_YOUR TASK_. Find the string "frac" in the listing and report every line that has it.

— Start MATERIAL PROVIDED —

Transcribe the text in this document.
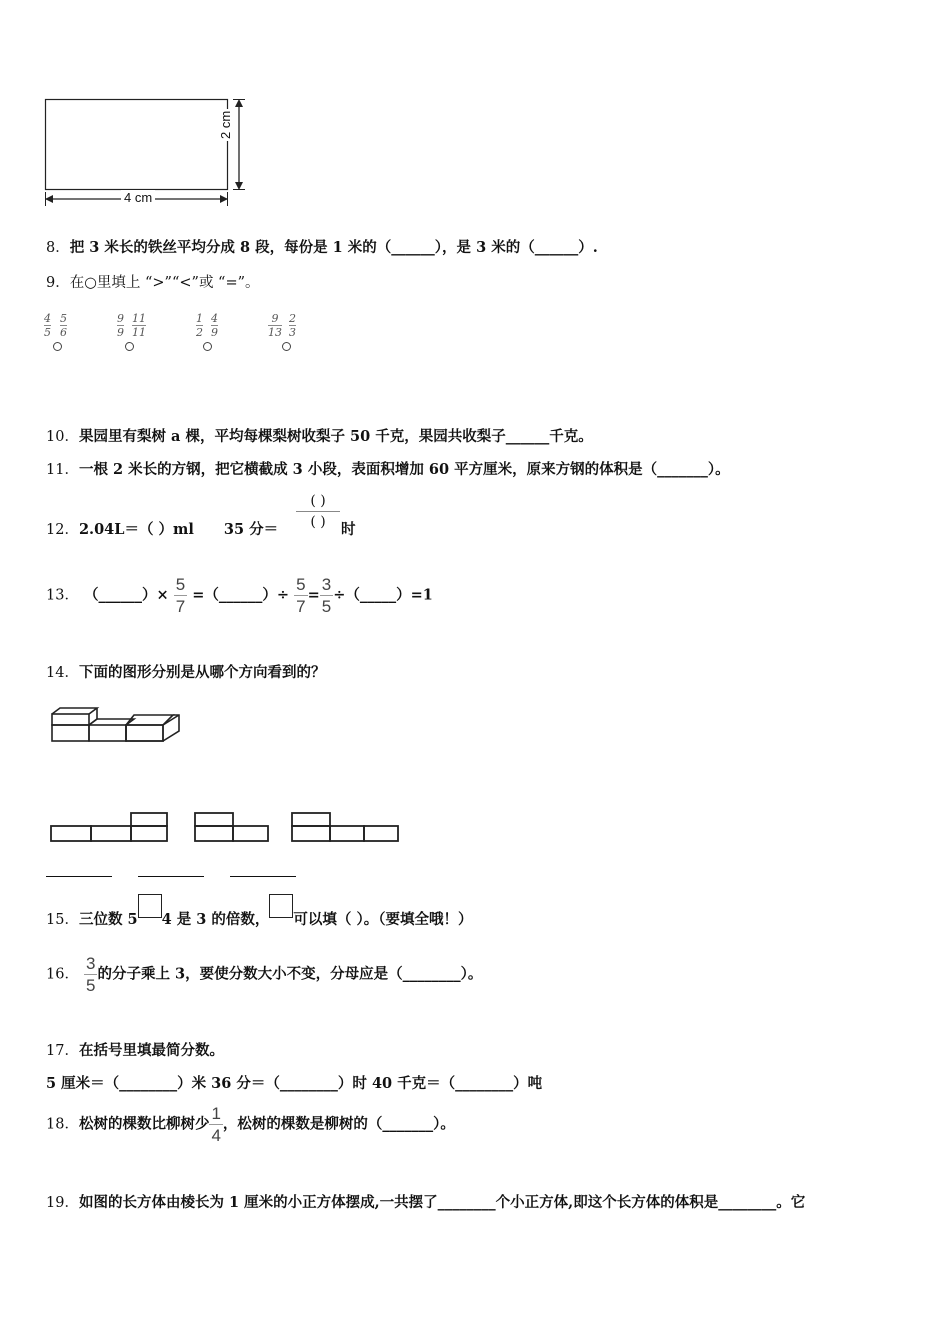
4 cm
2 cm
8．把 3 米长的铁丝平均分成 8 段，每份是 1 米的（______），是 3 米的（______）.
9．在○里填上 “>”“<”或 “=”。
4
5
5
6
9
9
11
11
1
2
4
9
9
13
2
3
10．果园里有梨树 a 棵，平均每棵梨树收梨子 50 千克，果园共收梨子______千克。
11．一根 2 米长的方钢，把它横截成 3 小段，表面积增加 60 平方厘米，原来方钢的体积是（_______）。
12．2.04L＝（ ）ml 35 分＝
( )
( )	时
13． （______）× $\frac{5}{7}$ =（______）÷ $\frac{5}{7} = \frac{3}{5}$ ÷（_____）=1
14．下面的图形分别是从哪个方向看到的？
15．三位数 5 4 是 3 的倍数， 可以填（ ）。（要填全哦！）
16． $\frac{3}{5}$ 的分子乘上 3，要使分数大小不变，分母应是（________）。
17．在括号里填最简分数。
5 厘米＝（________）米 36 分＝（________）时 40 千克＝（________）吨
18．松树的棵数比柳树少 $\frac{1}{4}$ ，松树的棵数是柳树的（_______）。
19．如图的长方体由棱长为 1 厘米的小正方体摆成,一共摆了________个小正方体,即这个长方体的体积是________。它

— End MATERIAL PROVIDED —

_FINAL ANSWER_.
13． （______）× $\frac{5}{7}$ =（______）÷ $\frac{5}{7} = \frac{3}{5}$ ÷（_____）=1
16． $\frac{3}{5}$ 的分子乘上 3，要使分数大小不变，分母应是（________）。
18．松树的棵数比柳树少 $\frac{1}{4}$ ，松树的棵数是柳树的（_______）。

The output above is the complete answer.